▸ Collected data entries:
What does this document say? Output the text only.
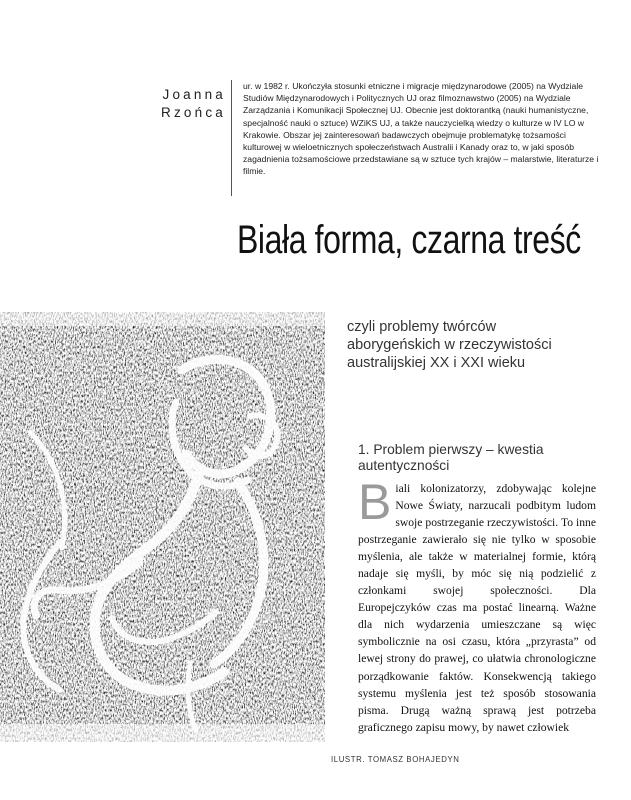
Joanna
Rzońca
ur. w 1982 r. Ukończyła stosunki etniczne i migracje międzynarodowe (2005) na Wydziale Studiów Międzynarodowych i Politycznych UJ oraz filmoznawstwo (2005) na Wydziale Zarządzania i Komunikacji Społecznej UJ. Obecnie jest doktorantką (nauki humanistyczne, specjalność nauki o sztuce) WZiKS UJ, a także nauczycielką wiedzy o kulturze w IV LO w Krakowie. Obszar jej zainteresowań badawczych obejmuje problematykę tożsamości kulturowej w wieloetnicznych społeczeństwach Australii i Kanady oraz to, w jaki sposób zagadnienia tożsamościowe przedstawiane są w sztuce tych krajów – malarstwie, literaturze i filmie.
Biała forma, czarna treść
czyli problemy twórców
aborygeńskich w rzeczywistości
australijskiej XX i XXI wieku
1. Problem pierwszy – kwestia autentyczności
B iali kolonizatorzy, zdobywając kolejne Nowe Światy, narzucali podbitym ludom swoje postrzeganie rzeczywistości. To inne postrzeganie zawierało się nie tylko w sposobie myślenia, ale także w materialnej formie, którą nadaje się myśli, by móc się nią podzielić z członkami swojej społeczności. Dla Europejczyków czas ma postać linearną. Ważne dla nich wydarzenia umieszczane są więc symbolicznie na osi czasu, która „przyrasta” od lewej strony do prawej, co ułatwia chronologiczne porządkowanie faktów. Konsekwencją takiego systemu myślenia jest też sposób stosowania pisma. Drugą ważną sprawą jest potrzeba graficznego zapisu mowy, by nawet człowiek
ILUSTR. TOMASZ BOHAJEDYN
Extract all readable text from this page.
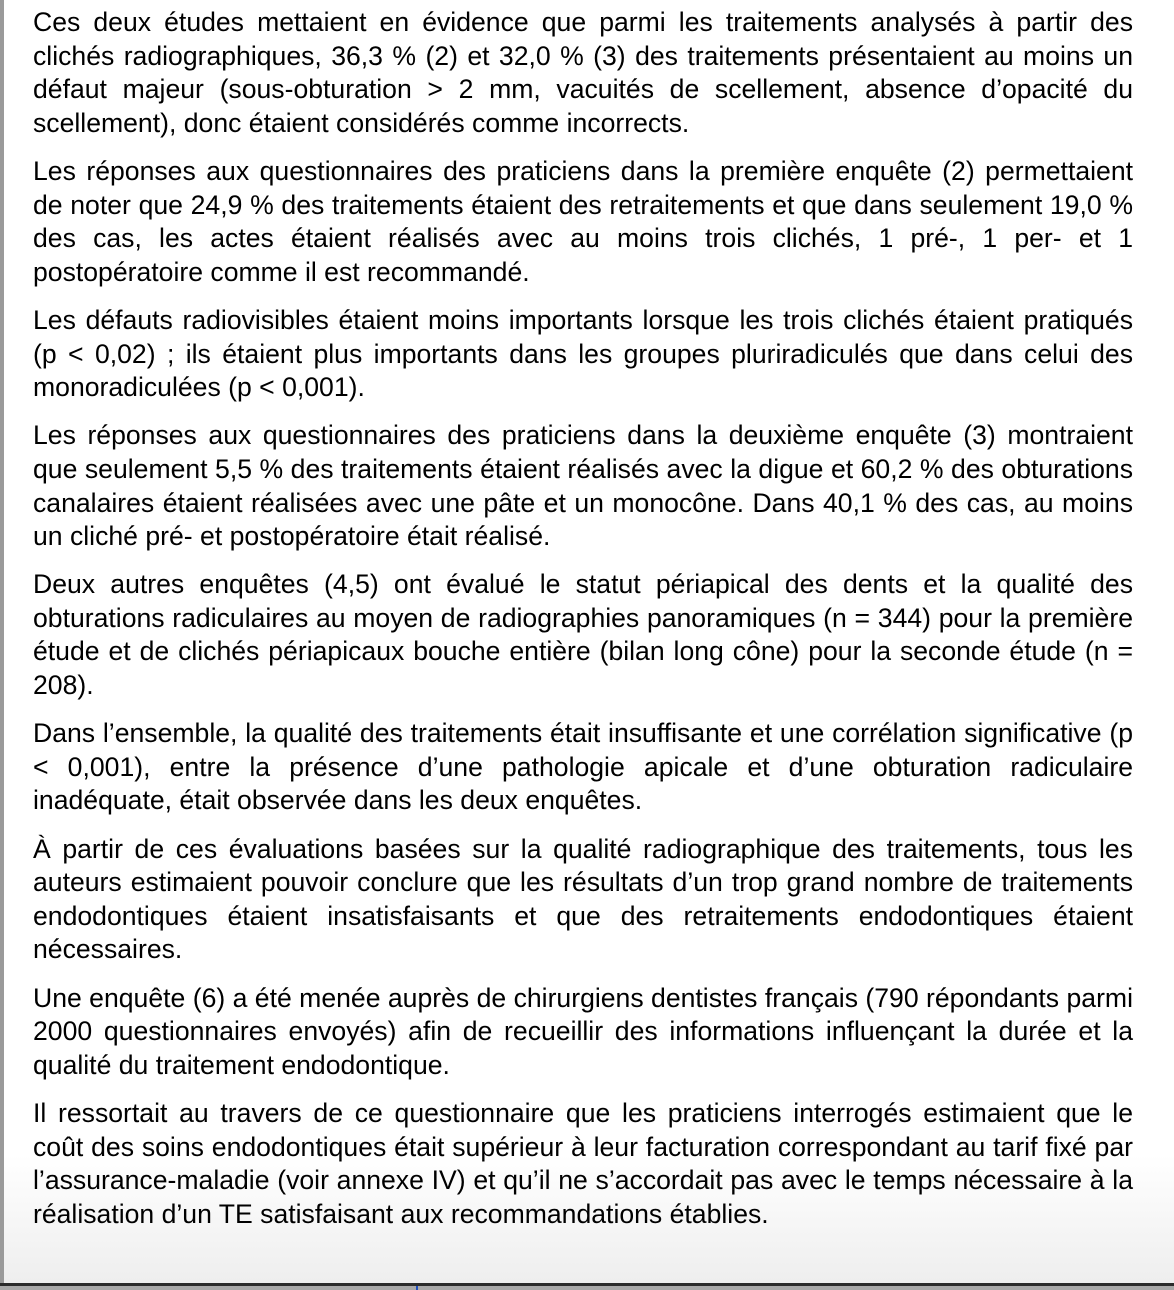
Ces deux études mettaient en évidence que parmi les traitements analysés à partir des clichés radiographiques, 36,3 % (2) et 32,0 % (3) des traitements présentaient au moins un défaut majeur (sous-obturation > 2 mm, vacuités de scellement, absence d’opacité du scellement), donc étaient considérés comme incorrects.

Les réponses aux questionnaires des praticiens dans la première enquête (2) permettaient de noter que 24,9 % des traitements étaient des retraitements et que dans seulement 19,0 % des cas, les actes étaient réalisés avec au moins trois clichés, 1 pré-, 1 per- et 1 postopératoire comme il est recommandé.

Les défauts radiovisibles étaient moins importants lorsque les trois clichés étaient pratiqués (p < 0,02) ; ils étaient plus importants dans les groupes pluriradiculés que dans celui des monoradiculées (p < 0,001).

Les réponses aux questionnaires des praticiens dans la deuxième enquête (3) montraient que seulement 5,5 % des traitements étaient réalisés avec la digue et 60,2 % des obturations canalaires étaient réalisées avec une pâte et un monocône. Dans 40,1 % des cas, au moins un cliché pré- et postopératoire était réalisé.

Deux autres enquêtes (4,5) ont évalué le statut périapical des dents et la qualité des obturations radiculaires au moyen de radiographies panoramiques (n = 344) pour la première étude et de clichés périapicaux bouche entière (bilan long cône) pour la seconde étude (n = 208).

Dans l’ensemble, la qualité des traitements était insuffisante et une corrélation significative (p < 0,001), entre la présence d’une pathologie apicale et d’une obturation radiculaire inadéquate, était observée dans les deux enquêtes.

À partir de ces évaluations basées sur la qualité radiographique des traitements, tous les auteurs estimaient pouvoir conclure que les résultats d’un trop grand nombre de traitements endodontiques étaient insatisfaisants et que des retraitements endodontiques étaient nécessaires.

Une enquête (6) a été menée auprès de chirurgiens dentistes français (790 répondants parmi 2000 questionnaires envoyés) afin de recueillir des informations influençant la durée et la qualité du traitement endodontique.

Il ressortait au travers de ce questionnaire que les praticiens interrogés estimaient que le coût des soins endodontiques était supérieur à leur facturation correspondant au tarif fixé par l’assurance-maladie (voir annexe IV) et qu’il ne s’accordait pas avec le temps nécessaire à la réalisation d’un TE satisfaisant aux recommandations établies.
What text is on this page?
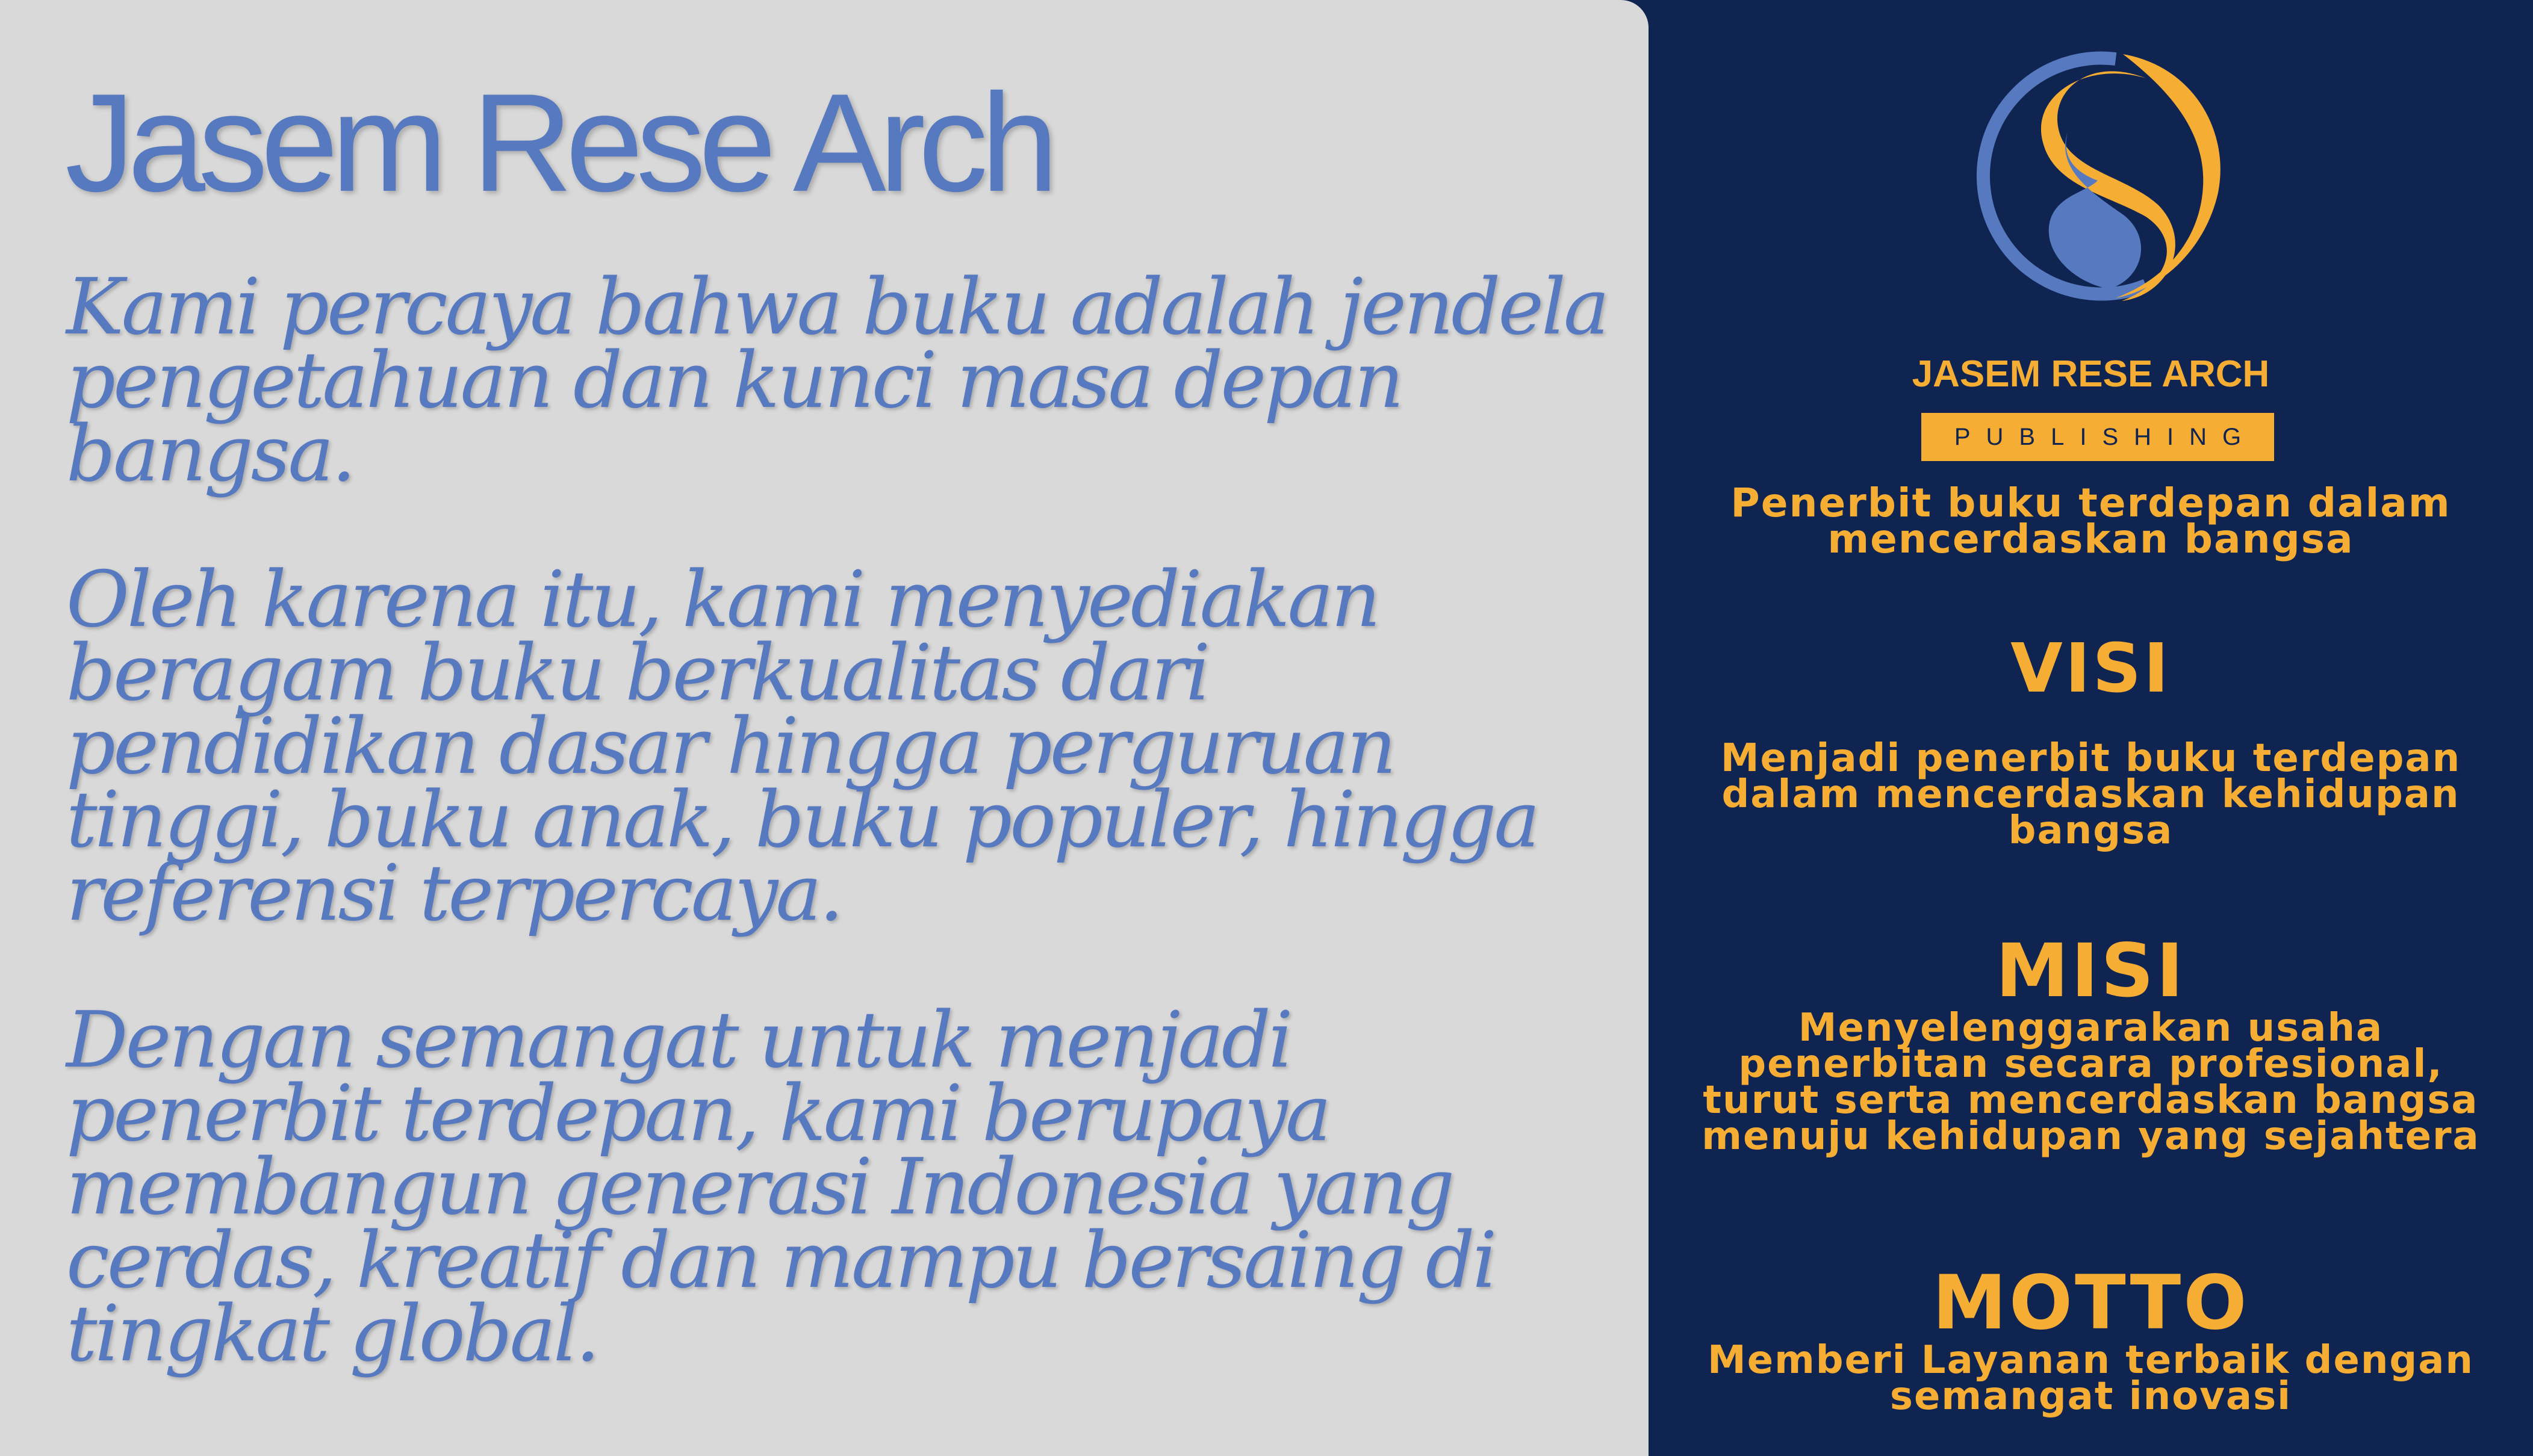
Jasem Rese Arch

Kami percaya bahwa buku adalah jendela pengetahuan dan kunci masa depan bangsa.

Oleh karena itu, kami menyediakan beragam buku berkualitas dari pendidikan dasar hingga perguruan tinggi, buku anak, buku populer, hingga referensi terpercaya.

Dengan semangat untuk menjadi penerbit terdepan, kami berupaya membangun generasi Indonesia yang cerdas, kreatif dan mampu bersaing di tingkat global.

JASEM RESE ARCH

PUBLISHING

Penerbit buku terdepan dalam mencerdaskan bangsa

VISI

Menjadi penerbit buku terdepan dalam mencerdaskan kehidupan bangsa

MISI

Menyelenggarakan usaha penerbitan secara profesional, turut serta mencerdaskan bangsa menuju kehidupan yang sejahtera

MOTTO

Memberi Layanan terbaik dengan semangat inovasi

▸ YOUR OBJECTIVE:
Quote the listing above in full, except for the pictures.

▸ RESPONSE TO THE TASK:
What does this document say? Output the text only.
Joanna
Rzońca
ur. w 1982 r. Ukończyła stosunki etniczne i migracje międzynarodowe (2005) na Wydziale Studiów Międzynarodowych i Politycznych UJ oraz filmoznawstwo (2005) na Wydziale Zarządzania i Komunikacji Społecznej UJ. Obecnie jest doktorantką (nauki humanistyczne, specjalność nauki o sztuce) WZiKS UJ, a także nauczycielką wiedzy o kulturze w IV LO w Krakowie. Obszar jej zainteresowań badawczych obejmuje problematykę tożsamości kulturowej w wieloetnicznych społeczeństwach Australii i Kanady oraz to, w jaki sposób zagadnienia tożsamościowe przedstawiane są w sztuce tych krajów – malarstwie, literaturze i filmie.
Biała forma, czarna treść
czyli problemy twórców
aborygeńskich w rzeczywistości
australijskiej XX i XXI wieku
1. Problem pierwszy – kwestia autentyczności
B iali kolonizatorzy, zdobywając kolejne Nowe Światy, narzucali podbitym ludom swoje postrzeganie rzeczywistości. To inne postrzeganie zawierało się nie tylko w sposobie myślenia, ale także w materialnej formie, którą nadaje się myśli, by móc się nią podzielić z członkami swojej społeczności. Dla Europejczyków czas ma postać linearną. Ważne dla nich wydarzenia umieszczane są więc symbolicznie na osi czasu, która „przyrasta” od lewej strony do prawej, co ułatwia chronologiczne porządkowanie faktów. Konsekwencją takiego systemu myślenia jest też sposób stosowania pisma. Drugą ważną sprawą jest potrzeba graficznego zapisu mowy, by nawet człowiek
ILUSTR. TOMASZ BOHAJEDYN
Extract all readable text from this page.
Ces deux études mettaient en évidence que parmi les traitements analysés à partir des clichés radiographiques, 36,3 % (2) et 32,0 % (3) des traitements présentaient au moins un défaut majeur (sous-obturation > 2 mm, vacuités de scellement, absence d’opacité du scellement), donc étaient considérés comme incorrects.

Les réponses aux questionnaires des praticiens dans la première enquête (2) permettaient de noter que 24,9 % des traitements étaient des retraitements et que dans seulement 19,0 % des cas, les actes étaient réalisés avec au moins trois clichés, 1 pré-, 1 per- et 1 postopératoire comme il est recommandé.

Les défauts radiovisibles étaient moins importants lorsque les trois clichés étaient pratiqués (p < 0,02) ; ils étaient plus importants dans les groupes pluriradiculés que dans celui des monoradiculées (p < 0,001).

Les réponses aux questionnaires des praticiens dans la deuxième enquête (3) montraient que seulement 5,5 % des traitements étaient réalisés avec la digue et 60,2 % des obturations canalaires étaient réalisées avec une pâte et un monocône. Dans 40,1 % des cas, au moins un cliché pré- et postopératoire était réalisé.

Deux autres enquêtes (4,5) ont évalué le statut périapical des dents et la qualité des obturations radiculaires au moyen de radiographies panoramiques (n = 344) pour la première étude et de clichés périapicaux bouche entière (bilan long cône) pour la seconde étude (n = 208).

Dans l’ensemble, la qualité des traitements était insuffisante et une corrélation significative (p < 0,001), entre la présence d’une pathologie apicale et d’une obturation radiculaire inadéquate, était observée dans les deux enquêtes.

À partir de ces évaluations basées sur la qualité radiographique des traitements, tous les auteurs estimaient pouvoir conclure que les résultats d’un trop grand nombre de traitements endodontiques étaient insatisfaisants et que des retraitements endodontiques étaient nécessaires.

Une enquête (6) a été menée auprès de chirurgiens dentistes français (790 répondants parmi 2000 questionnaires envoyés) afin de recueillir des informations influençant la durée et la qualité du traitement endodontique.

Il ressortait au travers de ce questionnaire que les praticiens interrogés estimaient que le coût des soins endodontiques était supérieur à leur facturation correspondant au tarif fixé par l’assurance-maladie (voir annexe IV) et qu’il ne s’accordait pas avec le temps nécessaire à la réalisation d’un TE satisfaisant aux recommandations établies.
What text is on this page?
Jasem Rese Arch

Kami percaya bahwa buku adalah jendela pengetahuan dan kunci masa depan bangsa.

Oleh karena itu, kami menyediakan beragam buku berkualitas dari pendidikan dasar hingga perguruan tinggi, buku anak, buku populer, hingga referensi terpercaya.

Dengan semangat untuk menjadi penerbit terdepan, kami berupaya membangun generasi Indonesia yang cerdas, kreatif dan mampu bersaing di tingkat global.

JASEM RESE ARCH

PUBLISHING

Penerbit buku terdepan dalam mencerdaskan bangsa

VISI

Menjadi penerbit buku terdepan dalam mencerdaskan kehidupan bangsa

MISI

Menyelenggarakan usaha penerbitan secara profesional, turut serta mencerdaskan bangsa menuju kehidupan yang sejahtera

MOTTO

Memberi Layanan terbaik dengan semangat inovasi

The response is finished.